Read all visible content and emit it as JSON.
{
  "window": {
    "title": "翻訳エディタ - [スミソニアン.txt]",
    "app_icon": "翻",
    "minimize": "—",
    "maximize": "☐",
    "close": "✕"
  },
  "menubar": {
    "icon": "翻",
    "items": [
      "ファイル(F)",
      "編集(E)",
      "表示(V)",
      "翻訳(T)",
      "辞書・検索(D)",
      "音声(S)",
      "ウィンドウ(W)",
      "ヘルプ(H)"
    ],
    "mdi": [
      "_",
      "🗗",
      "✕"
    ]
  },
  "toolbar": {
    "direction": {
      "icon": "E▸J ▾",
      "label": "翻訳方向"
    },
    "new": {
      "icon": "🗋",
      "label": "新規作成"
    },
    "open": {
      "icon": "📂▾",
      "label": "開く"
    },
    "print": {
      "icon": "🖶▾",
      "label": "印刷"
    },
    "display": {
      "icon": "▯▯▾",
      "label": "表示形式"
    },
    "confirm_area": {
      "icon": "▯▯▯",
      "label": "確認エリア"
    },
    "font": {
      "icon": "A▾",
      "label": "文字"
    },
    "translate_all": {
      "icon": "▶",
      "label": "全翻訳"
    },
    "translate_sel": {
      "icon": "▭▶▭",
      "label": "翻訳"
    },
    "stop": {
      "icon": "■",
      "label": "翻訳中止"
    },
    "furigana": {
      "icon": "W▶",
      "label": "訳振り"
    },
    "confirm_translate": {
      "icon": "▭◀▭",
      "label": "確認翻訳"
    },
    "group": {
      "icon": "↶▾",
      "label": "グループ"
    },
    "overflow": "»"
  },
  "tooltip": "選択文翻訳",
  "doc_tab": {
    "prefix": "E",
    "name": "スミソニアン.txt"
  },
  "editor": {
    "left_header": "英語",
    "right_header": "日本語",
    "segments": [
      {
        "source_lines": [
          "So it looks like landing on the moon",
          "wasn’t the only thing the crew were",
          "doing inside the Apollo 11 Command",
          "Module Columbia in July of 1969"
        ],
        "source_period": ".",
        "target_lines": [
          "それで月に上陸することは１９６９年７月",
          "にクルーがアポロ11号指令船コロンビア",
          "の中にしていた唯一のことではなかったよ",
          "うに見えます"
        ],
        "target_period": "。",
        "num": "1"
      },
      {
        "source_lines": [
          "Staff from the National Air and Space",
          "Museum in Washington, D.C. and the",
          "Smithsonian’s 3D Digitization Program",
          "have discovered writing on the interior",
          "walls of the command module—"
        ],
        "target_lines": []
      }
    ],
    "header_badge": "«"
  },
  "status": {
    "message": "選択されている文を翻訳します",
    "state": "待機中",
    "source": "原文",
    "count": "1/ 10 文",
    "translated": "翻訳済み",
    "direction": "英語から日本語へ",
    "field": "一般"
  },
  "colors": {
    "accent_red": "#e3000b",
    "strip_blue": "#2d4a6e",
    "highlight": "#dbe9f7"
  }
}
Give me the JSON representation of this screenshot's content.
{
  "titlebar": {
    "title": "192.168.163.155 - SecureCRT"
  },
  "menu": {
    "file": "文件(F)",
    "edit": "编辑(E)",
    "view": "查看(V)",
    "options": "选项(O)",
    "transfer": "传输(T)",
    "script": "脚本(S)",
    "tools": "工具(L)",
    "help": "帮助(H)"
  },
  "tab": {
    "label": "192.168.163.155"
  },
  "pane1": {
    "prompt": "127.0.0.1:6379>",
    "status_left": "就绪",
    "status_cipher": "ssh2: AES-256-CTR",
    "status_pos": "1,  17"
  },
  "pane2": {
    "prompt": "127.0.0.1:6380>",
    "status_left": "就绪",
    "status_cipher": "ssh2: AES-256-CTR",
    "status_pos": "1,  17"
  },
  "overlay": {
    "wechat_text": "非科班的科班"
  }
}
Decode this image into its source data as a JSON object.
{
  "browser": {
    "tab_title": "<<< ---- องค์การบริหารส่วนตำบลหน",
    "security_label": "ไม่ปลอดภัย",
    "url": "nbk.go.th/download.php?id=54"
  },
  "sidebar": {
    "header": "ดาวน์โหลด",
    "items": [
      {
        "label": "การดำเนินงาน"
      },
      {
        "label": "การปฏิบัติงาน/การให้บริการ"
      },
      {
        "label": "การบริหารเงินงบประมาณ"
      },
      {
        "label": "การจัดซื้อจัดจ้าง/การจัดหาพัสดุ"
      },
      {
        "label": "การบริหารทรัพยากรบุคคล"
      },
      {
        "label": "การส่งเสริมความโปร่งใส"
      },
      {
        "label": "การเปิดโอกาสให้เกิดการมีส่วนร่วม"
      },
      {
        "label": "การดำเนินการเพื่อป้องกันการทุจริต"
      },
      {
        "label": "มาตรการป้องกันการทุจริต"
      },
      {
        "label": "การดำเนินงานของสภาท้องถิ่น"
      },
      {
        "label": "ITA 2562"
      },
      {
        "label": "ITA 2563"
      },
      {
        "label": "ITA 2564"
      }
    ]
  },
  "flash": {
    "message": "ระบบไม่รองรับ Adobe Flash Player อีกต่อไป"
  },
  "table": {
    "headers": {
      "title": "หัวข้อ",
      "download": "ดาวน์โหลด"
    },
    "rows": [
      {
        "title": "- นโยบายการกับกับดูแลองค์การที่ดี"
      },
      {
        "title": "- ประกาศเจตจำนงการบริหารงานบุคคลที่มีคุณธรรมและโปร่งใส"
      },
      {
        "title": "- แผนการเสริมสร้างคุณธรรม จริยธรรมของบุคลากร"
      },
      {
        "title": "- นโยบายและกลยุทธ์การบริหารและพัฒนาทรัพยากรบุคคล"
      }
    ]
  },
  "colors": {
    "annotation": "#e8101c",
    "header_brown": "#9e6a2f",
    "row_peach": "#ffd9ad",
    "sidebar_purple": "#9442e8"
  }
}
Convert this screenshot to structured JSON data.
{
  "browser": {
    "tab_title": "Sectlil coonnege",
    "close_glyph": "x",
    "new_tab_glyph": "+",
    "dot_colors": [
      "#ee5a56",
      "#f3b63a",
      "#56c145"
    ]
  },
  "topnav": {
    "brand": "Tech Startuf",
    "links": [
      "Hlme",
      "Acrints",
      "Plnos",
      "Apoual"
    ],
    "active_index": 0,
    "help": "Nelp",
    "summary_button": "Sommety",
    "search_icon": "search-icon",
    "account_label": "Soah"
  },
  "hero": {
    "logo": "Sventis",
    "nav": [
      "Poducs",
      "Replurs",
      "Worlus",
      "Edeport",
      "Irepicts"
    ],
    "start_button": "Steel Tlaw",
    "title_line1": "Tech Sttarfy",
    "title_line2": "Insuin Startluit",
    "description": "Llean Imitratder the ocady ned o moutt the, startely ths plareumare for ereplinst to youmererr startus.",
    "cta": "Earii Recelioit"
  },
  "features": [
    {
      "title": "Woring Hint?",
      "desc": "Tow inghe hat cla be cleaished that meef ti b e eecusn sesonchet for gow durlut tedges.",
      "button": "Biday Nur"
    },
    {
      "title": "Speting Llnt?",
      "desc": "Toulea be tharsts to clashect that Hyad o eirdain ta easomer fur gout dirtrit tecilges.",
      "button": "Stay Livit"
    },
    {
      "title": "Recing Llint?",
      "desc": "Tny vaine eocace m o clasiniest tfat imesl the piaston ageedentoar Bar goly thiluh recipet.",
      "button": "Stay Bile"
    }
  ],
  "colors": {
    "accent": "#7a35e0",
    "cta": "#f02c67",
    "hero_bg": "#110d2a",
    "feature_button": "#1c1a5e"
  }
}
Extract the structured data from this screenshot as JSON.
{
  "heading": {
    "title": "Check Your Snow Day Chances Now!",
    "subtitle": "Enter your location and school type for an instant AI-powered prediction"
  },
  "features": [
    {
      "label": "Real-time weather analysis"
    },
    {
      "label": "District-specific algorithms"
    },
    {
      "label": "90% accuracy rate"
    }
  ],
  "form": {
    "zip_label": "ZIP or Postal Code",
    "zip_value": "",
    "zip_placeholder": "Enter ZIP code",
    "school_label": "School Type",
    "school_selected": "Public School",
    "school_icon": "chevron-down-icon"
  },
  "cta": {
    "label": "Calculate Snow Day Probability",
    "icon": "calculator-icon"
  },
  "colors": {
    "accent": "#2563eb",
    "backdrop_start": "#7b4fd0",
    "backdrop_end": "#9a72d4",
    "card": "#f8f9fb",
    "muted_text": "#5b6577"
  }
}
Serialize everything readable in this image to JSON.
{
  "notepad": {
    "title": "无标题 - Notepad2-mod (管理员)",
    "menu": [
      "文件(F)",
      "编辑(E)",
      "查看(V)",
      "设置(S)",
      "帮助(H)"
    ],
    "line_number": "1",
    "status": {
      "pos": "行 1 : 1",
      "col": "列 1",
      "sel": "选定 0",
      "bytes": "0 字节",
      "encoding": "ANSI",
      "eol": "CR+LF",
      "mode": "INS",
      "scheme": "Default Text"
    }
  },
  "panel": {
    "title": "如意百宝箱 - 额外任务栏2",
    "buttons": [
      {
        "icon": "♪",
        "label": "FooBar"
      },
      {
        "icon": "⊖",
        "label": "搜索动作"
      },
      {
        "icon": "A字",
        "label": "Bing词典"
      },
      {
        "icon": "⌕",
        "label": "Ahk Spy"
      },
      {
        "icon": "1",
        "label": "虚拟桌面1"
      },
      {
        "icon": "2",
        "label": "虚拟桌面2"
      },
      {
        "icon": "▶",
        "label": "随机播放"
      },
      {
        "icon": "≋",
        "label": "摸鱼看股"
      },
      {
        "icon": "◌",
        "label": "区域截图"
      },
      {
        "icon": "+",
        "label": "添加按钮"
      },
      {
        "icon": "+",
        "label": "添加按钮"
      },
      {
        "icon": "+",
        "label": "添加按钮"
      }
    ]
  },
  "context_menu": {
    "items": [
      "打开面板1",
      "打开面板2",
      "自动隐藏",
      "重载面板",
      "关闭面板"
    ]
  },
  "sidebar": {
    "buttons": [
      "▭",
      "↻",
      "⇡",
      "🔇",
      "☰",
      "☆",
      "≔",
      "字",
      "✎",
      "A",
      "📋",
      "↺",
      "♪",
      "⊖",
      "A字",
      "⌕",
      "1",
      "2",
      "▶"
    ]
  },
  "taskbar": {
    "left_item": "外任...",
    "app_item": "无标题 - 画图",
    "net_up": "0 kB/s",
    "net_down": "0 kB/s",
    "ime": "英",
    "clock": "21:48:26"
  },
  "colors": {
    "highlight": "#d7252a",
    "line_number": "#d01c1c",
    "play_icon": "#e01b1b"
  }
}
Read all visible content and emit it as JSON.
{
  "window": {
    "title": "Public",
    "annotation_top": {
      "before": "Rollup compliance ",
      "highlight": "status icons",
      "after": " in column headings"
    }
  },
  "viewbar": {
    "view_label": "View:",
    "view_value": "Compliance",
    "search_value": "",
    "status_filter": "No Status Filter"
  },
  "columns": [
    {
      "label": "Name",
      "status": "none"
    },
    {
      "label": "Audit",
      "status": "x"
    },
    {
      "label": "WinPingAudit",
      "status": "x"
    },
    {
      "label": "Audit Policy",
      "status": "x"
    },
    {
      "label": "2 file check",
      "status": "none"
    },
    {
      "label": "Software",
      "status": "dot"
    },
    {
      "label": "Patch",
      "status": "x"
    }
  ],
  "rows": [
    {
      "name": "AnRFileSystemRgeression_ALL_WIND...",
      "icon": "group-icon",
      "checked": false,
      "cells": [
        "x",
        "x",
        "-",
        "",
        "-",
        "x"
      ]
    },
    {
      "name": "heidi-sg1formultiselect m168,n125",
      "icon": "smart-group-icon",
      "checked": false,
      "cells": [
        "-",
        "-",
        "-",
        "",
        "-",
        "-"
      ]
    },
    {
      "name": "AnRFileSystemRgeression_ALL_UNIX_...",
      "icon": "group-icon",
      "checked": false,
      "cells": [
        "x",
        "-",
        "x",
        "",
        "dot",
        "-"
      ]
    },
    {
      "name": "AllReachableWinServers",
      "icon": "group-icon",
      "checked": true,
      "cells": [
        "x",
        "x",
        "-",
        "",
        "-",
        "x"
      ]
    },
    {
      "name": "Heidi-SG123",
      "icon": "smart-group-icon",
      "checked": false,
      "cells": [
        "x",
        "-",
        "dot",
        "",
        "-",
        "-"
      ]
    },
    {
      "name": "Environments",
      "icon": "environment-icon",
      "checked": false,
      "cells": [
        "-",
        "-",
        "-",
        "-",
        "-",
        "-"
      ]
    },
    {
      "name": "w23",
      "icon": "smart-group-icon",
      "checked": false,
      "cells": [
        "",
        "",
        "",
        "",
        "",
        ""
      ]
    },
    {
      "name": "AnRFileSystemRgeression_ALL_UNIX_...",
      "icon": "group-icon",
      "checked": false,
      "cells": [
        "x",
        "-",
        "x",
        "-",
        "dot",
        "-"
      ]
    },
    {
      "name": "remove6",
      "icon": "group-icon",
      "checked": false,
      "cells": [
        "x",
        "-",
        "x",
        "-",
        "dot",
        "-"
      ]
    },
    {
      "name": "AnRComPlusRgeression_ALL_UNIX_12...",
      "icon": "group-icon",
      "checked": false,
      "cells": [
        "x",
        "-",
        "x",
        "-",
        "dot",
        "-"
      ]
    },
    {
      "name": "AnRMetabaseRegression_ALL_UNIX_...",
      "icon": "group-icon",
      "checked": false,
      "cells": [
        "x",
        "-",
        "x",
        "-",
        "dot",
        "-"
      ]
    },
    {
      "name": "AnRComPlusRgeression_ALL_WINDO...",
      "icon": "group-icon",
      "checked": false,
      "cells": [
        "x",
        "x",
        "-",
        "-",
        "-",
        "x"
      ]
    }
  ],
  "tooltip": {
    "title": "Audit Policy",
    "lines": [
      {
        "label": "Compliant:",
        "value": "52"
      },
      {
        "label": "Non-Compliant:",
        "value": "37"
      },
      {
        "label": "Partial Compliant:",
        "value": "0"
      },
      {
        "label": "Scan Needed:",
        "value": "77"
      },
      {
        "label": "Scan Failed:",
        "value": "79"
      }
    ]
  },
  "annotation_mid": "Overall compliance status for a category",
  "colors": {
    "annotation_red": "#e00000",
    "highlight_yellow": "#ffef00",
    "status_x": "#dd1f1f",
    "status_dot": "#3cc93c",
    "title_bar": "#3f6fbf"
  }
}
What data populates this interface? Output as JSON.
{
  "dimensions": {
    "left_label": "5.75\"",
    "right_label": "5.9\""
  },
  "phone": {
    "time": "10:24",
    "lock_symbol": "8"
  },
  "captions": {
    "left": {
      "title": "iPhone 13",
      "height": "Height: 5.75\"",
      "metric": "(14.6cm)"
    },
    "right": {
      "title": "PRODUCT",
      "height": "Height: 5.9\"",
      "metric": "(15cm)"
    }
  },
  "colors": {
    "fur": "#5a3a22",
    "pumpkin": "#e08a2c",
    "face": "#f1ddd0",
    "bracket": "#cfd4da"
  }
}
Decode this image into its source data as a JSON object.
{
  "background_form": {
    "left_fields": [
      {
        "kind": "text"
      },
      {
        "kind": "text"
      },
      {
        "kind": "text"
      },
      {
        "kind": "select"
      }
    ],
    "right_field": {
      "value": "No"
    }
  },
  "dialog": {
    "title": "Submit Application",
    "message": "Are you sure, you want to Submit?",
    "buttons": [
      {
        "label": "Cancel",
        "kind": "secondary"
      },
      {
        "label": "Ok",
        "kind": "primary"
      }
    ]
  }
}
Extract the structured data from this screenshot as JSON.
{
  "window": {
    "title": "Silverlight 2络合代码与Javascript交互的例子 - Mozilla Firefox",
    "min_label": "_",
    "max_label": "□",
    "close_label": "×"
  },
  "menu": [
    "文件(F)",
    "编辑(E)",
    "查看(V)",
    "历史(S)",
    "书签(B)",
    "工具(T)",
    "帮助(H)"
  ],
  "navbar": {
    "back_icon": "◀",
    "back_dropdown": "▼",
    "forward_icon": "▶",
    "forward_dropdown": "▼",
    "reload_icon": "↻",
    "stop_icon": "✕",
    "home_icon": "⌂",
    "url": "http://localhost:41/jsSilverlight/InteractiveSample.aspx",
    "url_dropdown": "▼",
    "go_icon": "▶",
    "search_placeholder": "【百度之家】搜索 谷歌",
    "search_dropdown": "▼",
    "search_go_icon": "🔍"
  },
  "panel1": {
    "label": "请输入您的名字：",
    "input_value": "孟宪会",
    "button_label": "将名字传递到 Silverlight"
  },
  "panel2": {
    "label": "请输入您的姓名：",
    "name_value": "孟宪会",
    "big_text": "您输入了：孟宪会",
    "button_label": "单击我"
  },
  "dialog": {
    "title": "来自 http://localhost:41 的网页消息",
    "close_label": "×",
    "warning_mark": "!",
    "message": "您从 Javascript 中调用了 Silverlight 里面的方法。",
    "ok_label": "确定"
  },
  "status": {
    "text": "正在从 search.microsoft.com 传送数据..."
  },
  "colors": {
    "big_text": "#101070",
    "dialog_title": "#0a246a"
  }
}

**********

▶ _SET EXERCISE_
From the records above, how many lines include the word "การดำเน"? Only the number is wanted.

▶ _ANSWER FOR THE TASK_
3